## TASK
Write out the full set of records exactly. Any pictures in them do not belong in the copy.

** start **

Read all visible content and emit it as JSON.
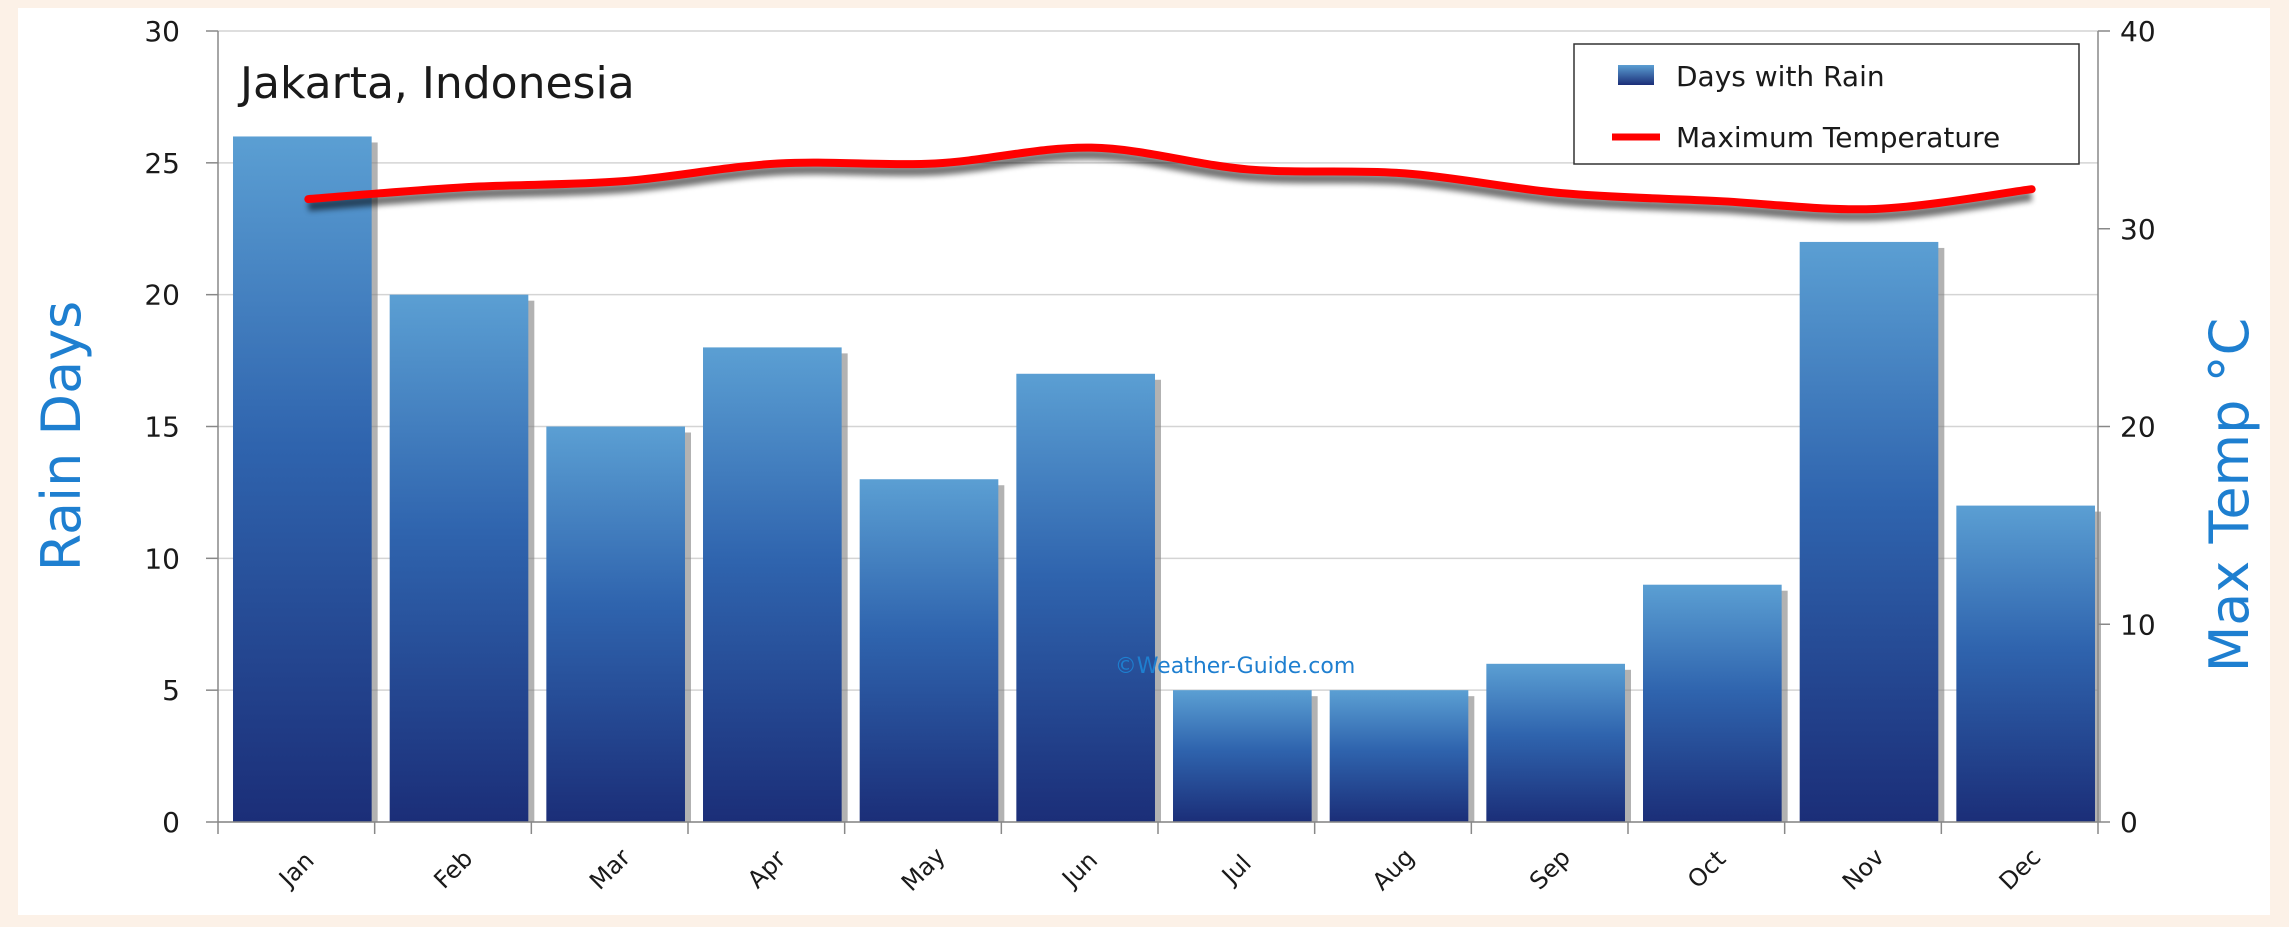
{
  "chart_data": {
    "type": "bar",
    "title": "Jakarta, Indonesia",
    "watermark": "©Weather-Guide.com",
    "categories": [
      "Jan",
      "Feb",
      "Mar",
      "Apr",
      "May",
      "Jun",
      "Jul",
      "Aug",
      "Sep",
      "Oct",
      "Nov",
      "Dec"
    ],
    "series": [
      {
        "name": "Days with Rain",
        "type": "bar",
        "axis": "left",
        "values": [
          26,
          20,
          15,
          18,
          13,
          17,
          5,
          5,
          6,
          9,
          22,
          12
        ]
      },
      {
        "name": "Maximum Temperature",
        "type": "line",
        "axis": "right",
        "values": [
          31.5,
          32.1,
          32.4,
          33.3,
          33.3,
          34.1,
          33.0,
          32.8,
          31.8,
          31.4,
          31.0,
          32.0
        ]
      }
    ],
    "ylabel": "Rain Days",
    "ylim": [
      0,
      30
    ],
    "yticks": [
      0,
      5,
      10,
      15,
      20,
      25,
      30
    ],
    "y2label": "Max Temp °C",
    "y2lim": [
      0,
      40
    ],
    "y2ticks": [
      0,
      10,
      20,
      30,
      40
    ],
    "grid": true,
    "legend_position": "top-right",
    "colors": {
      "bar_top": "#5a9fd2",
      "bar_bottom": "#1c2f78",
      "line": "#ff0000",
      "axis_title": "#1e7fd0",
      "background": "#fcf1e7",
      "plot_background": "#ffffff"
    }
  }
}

** end **

## SOLUTION TO THIS EXERCISE
Read all visible content and emit it as JSON.
{
  "chart_data": {
    "type": "bar",
    "title": "Jakarta, Indonesia",
    "watermark": "©Weather-Guide.com",
    "categories": [
      "Jan",
      "Feb",
      "Mar",
      "Apr",
      "May",
      "Jun",
      "Jul",
      "Aug",
      "Sep",
      "Oct",
      "Nov",
      "Dec"
    ],
    "series": [
      {
        "name": "Days with Rain",
        "type": "bar",
        "axis": "left",
        "values": [
          26,
          20,
          15,
          18,
          13,
          17,
          5,
          5,
          6,
          9,
          22,
          12
        ]
      },
      {
        "name": "Maximum Temperature",
        "type": "line",
        "axis": "right",
        "values": [
          31.5,
          32.1,
          32.4,
          33.3,
          33.3,
          34.1,
          33.0,
          32.8,
          31.8,
          31.4,
          31.0,
          32.0
        ]
      }
    ],
    "ylabel": "Rain Days",
    "ylim": [
      0,
      30
    ],
    "yticks": [
      0,
      5,
      10,
      15,
      20,
      25,
      30
    ],
    "y2label": "Max Temp °C",
    "y2lim": [
      0,
      40
    ],
    "y2ticks": [
      0,
      10,
      20,
      30,
      40
    ],
    "grid": true,
    "legend_position": "top-right",
    "colors": {
      "bar_top": "#5a9fd2",
      "bar_bottom": "#1c2f78",
      "line": "#ff0000",
      "axis_title": "#1e7fd0",
      "background": "#fcf1e7",
      "plot_background": "#ffffff"
    }
  }
}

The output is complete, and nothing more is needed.